#### [WORKING DATA]

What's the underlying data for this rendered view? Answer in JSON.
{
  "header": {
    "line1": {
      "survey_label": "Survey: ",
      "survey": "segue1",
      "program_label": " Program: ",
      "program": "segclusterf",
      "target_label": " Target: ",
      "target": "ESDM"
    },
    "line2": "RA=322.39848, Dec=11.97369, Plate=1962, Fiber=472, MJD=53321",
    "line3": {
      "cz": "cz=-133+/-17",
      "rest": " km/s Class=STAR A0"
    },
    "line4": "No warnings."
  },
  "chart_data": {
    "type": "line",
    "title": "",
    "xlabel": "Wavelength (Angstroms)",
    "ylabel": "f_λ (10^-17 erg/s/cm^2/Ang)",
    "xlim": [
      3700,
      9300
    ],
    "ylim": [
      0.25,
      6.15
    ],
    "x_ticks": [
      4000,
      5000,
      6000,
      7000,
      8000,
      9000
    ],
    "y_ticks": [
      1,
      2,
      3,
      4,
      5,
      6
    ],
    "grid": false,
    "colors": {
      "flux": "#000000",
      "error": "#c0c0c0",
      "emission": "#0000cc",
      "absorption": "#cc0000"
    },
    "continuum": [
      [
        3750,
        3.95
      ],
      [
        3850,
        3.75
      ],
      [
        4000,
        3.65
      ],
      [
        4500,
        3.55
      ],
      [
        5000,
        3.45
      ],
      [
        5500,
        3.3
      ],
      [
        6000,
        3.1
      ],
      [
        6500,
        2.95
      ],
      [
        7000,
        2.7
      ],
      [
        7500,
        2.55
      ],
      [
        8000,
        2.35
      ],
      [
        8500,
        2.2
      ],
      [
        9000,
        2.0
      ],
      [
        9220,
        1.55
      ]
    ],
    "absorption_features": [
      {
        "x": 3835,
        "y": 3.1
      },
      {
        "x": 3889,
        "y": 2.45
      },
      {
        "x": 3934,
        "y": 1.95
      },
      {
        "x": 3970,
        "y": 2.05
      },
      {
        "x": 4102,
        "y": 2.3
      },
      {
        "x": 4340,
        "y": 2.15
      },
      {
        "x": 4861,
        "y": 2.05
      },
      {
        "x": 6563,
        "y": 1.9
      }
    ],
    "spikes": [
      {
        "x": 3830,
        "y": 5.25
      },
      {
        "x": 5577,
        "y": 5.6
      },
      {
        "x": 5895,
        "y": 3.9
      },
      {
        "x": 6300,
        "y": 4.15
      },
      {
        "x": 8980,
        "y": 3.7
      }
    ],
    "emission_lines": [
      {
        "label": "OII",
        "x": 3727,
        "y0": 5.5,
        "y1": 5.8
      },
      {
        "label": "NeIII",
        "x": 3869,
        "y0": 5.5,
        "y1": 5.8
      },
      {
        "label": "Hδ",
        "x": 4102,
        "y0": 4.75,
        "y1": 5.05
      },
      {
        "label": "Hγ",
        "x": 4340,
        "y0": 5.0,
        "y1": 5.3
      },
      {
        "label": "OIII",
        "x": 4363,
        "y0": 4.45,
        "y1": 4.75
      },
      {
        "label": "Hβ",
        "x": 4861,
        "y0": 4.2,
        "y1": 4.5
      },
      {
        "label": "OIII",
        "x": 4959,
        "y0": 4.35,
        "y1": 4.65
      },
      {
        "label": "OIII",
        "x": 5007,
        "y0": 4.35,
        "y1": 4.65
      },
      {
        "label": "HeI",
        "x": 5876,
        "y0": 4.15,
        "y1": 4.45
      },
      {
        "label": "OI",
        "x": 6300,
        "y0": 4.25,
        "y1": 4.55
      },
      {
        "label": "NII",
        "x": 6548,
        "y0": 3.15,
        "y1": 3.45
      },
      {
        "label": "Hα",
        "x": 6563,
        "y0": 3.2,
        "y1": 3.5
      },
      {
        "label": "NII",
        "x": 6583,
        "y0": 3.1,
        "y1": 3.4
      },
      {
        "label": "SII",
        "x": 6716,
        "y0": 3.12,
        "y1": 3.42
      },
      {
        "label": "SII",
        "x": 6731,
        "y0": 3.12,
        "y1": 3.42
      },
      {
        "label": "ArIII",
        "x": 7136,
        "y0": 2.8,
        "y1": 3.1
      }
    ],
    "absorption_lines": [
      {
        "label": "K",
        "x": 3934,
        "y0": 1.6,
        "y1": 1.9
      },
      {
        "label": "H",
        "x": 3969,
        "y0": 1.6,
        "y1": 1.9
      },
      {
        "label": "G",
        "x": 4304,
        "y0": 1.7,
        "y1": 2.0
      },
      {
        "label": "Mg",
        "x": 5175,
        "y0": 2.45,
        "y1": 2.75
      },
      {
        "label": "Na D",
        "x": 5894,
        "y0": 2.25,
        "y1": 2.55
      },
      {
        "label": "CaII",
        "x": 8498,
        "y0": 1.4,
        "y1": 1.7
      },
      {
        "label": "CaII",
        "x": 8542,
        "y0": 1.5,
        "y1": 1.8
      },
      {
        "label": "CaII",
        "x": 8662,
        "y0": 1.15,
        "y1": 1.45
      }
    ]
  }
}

#### [PROBLEM TO SOLVE]
Copy out all of the records above with nothing altered.

#### [RESPONSE FOR THIS EXERCISE]
What's the underlying data for this rendered view? Answer in JSON.
{
  "header": {
    "line1": {
      "survey_label": "Survey: ",
      "survey": "segue1",
      "program_label": " Program: ",
      "program": "segclusterf",
      "target_label": " Target: ",
      "target": "ESDM"
    },
    "line2": "RA=322.39848, Dec=11.97369, Plate=1962, Fiber=472, MJD=53321",
    "line3": {
      "cz": "cz=-133+/-17",
      "rest": " km/s Class=STAR A0"
    },
    "line4": "No warnings."
  },
  "chart_data": {
    "type": "line",
    "title": "",
    "xlabel": "Wavelength (Angstroms)",
    "ylabel": "f_λ (10^-17 erg/s/cm^2/Ang)",
    "xlim": [
      3700,
      9300
    ],
    "ylim": [
      0.25,
      6.15
    ],
    "x_ticks": [
      4000,
      5000,
      6000,
      7000,
      8000,
      9000
    ],
    "y_ticks": [
      1,
      2,
      3,
      4,
      5,
      6
    ],
    "grid": false,
    "colors": {
      "flux": "#000000",
      "error": "#c0c0c0",
      "emission": "#0000cc",
      "absorption": "#cc0000"
    },
    "continuum": [
      [
        3750,
        3.95
      ],
      [
        3850,
        3.75
      ],
      [
        4000,
        3.65
      ],
      [
        4500,
        3.55
      ],
      [
        5000,
        3.45
      ],
      [
        5500,
        3.3
      ],
      [
        6000,
        3.1
      ],
      [
        6500,
        2.95
      ],
      [
        7000,
        2.7
      ],
      [
        7500,
        2.55
      ],
      [
        8000,
        2.35
      ],
      [
        8500,
        2.2
      ],
      [
        9000,
        2.0
      ],
      [
        9220,
        1.55
      ]
    ],
    "absorption_features": [
      {
        "x": 3835,
        "y": 3.1
      },
      {
        "x": 3889,
        "y": 2.45
      },
      {
        "x": 3934,
        "y": 1.95
      },
      {
        "x": 3970,
        "y": 2.05
      },
      {
        "x": 4102,
        "y": 2.3
      },
      {
        "x": 4340,
        "y": 2.15
      },
      {
        "x": 4861,
        "y": 2.05
      },
      {
        "x": 6563,
        "y": 1.9
      }
    ],
    "spikes": [
      {
        "x": 3830,
        "y": 5.25
      },
      {
        "x": 5577,
        "y": 5.6
      },
      {
        "x": 5895,
        "y": 3.9
      },
      {
        "x": 6300,
        "y": 4.15
      },
      {
        "x": 8980,
        "y": 3.7
      }
    ],
    "emission_lines": [
      {
        "label": "OII",
        "x": 3727,
        "y0": 5.5,
        "y1": 5.8
      },
      {
        "label": "NeIII",
        "x": 3869,
        "y0": 5.5,
        "y1": 5.8
      },
      {
        "label": "Hδ",
        "x": 4102,
        "y0": 4.75,
        "y1": 5.05
      },
      {
        "label": "Hγ",
        "x": 4340,
        "y0": 5.0,
        "y1": 5.3
      },
      {
        "label": "OIII",
        "x": 4363,
        "y0": 4.45,
        "y1": 4.75
      },
      {
        "label": "Hβ",
        "x": 4861,
        "y0": 4.2,
        "y1": 4.5
      },
      {
        "label": "OIII",
        "x": 4959,
        "y0": 4.35,
        "y1": 4.65
      },
      {
        "label": "OIII",
        "x": 5007,
        "y0": 4.35,
        "y1": 4.65
      },
      {
        "label": "HeI",
        "x": 5876,
        "y0": 4.15,
        "y1": 4.45
      },
      {
        "label": "OI",
        "x": 6300,
        "y0": 4.25,
        "y1": 4.55
      },
      {
        "label": "NII",
        "x": 6548,
        "y0": 3.15,
        "y1": 3.45
      },
      {
        "label": "Hα",
        "x": 6563,
        "y0": 3.2,
        "y1": 3.5
      },
      {
        "label": "NII",
        "x": 6583,
        "y0": 3.1,
        "y1": 3.4
      },
      {
        "label": "SII",
        "x": 6716,
        "y0": 3.12,
        "y1": 3.42
      },
      {
        "label": "SII",
        "x": 6731,
        "y0": 3.12,
        "y1": 3.42
      },
      {
        "label": "ArIII",
        "x": 7136,
        "y0": 2.8,
        "y1": 3.1
      }
    ],
    "absorption_lines": [
      {
        "label": "K",
        "x": 3934,
        "y0": 1.6,
        "y1": 1.9
      },
      {
        "label": "H",
        "x": 3969,
        "y0": 1.6,
        "y1": 1.9
      },
      {
        "label": "G",
        "x": 4304,
        "y0": 1.7,
        "y1": 2.0
      },
      {
        "label": "Mg",
        "x": 5175,
        "y0": 2.45,
        "y1": 2.75
      },
      {
        "label": "Na D",
        "x": 5894,
        "y0": 2.25,
        "y1": 2.55
      },
      {
        "label": "CaII",
        "x": 8498,
        "y0": 1.4,
        "y1": 1.7
      },
      {
        "label": "CaII",
        "x": 8542,
        "y0": 1.5,
        "y1": 1.8
      },
      {
        "label": "CaII",
        "x": 8662,
        "y0": 1.15,
        "y1": 1.45
      }
    ]
  }
}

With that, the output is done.